■ **Request**: Count how many lines of the material below have the word "dugaszt" and give only the number.

■ **The records**:
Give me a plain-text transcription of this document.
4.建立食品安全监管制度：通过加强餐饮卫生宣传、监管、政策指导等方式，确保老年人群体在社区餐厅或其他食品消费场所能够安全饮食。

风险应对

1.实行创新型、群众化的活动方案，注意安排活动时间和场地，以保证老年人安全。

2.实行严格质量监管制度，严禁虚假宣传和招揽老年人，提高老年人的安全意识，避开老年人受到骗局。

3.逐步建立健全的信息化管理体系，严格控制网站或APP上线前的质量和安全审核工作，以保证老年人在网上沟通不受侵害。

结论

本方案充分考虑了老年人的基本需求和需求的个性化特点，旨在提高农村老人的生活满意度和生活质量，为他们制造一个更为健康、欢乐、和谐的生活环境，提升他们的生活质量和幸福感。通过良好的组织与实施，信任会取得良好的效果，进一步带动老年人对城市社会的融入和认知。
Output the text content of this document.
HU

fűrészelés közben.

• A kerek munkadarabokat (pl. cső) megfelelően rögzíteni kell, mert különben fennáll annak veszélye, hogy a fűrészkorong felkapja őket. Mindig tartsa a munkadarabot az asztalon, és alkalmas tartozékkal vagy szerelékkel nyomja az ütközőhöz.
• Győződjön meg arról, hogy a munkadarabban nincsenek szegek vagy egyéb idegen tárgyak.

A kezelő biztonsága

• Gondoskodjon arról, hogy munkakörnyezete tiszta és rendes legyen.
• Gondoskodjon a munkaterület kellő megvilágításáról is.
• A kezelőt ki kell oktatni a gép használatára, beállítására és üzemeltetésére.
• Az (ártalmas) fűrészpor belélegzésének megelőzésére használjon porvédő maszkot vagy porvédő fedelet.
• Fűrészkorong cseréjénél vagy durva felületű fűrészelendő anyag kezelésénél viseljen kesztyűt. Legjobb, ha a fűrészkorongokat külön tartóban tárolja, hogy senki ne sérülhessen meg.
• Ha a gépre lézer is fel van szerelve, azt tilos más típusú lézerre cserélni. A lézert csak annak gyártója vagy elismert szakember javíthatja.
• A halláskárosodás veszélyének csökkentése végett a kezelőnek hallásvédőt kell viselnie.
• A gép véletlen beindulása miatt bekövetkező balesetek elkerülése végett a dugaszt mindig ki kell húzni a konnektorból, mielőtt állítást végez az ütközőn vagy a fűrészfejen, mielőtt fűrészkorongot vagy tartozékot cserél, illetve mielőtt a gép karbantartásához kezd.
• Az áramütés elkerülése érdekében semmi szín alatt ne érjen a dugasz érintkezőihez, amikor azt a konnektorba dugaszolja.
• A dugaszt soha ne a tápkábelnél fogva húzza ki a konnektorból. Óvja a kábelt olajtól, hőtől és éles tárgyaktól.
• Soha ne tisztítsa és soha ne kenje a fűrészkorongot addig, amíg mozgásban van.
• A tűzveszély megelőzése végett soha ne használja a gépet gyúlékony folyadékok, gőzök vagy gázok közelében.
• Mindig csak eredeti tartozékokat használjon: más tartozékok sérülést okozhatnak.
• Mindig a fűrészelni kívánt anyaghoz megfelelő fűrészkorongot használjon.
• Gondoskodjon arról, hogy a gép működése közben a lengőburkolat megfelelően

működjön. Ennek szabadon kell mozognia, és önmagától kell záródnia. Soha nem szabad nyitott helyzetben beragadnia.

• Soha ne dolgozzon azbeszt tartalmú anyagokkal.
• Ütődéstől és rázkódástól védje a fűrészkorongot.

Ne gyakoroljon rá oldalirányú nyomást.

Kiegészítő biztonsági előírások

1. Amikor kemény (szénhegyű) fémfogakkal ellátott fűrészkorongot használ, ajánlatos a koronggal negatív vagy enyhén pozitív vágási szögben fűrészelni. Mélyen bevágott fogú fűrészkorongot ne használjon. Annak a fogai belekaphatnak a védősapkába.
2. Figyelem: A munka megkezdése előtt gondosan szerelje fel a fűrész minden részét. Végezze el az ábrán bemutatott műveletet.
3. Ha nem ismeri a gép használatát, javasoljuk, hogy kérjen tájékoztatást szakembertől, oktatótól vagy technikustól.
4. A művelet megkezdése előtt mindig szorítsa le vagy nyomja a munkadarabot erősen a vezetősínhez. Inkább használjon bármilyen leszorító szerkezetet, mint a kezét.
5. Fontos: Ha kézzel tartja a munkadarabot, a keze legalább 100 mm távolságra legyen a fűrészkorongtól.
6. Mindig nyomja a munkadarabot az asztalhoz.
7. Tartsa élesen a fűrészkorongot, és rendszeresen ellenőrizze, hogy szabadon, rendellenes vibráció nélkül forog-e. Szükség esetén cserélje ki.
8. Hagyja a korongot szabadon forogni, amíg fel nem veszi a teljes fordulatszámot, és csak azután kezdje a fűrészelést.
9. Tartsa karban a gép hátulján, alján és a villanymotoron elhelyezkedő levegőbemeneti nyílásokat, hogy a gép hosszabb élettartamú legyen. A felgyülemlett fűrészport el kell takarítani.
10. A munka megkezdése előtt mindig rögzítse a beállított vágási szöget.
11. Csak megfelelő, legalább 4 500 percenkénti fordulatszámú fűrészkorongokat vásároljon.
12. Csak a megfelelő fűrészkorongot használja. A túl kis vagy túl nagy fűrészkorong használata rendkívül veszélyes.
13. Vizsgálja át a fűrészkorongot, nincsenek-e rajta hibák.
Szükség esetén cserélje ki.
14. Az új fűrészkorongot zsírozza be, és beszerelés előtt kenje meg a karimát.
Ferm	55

■ **Response for this exercise**: 2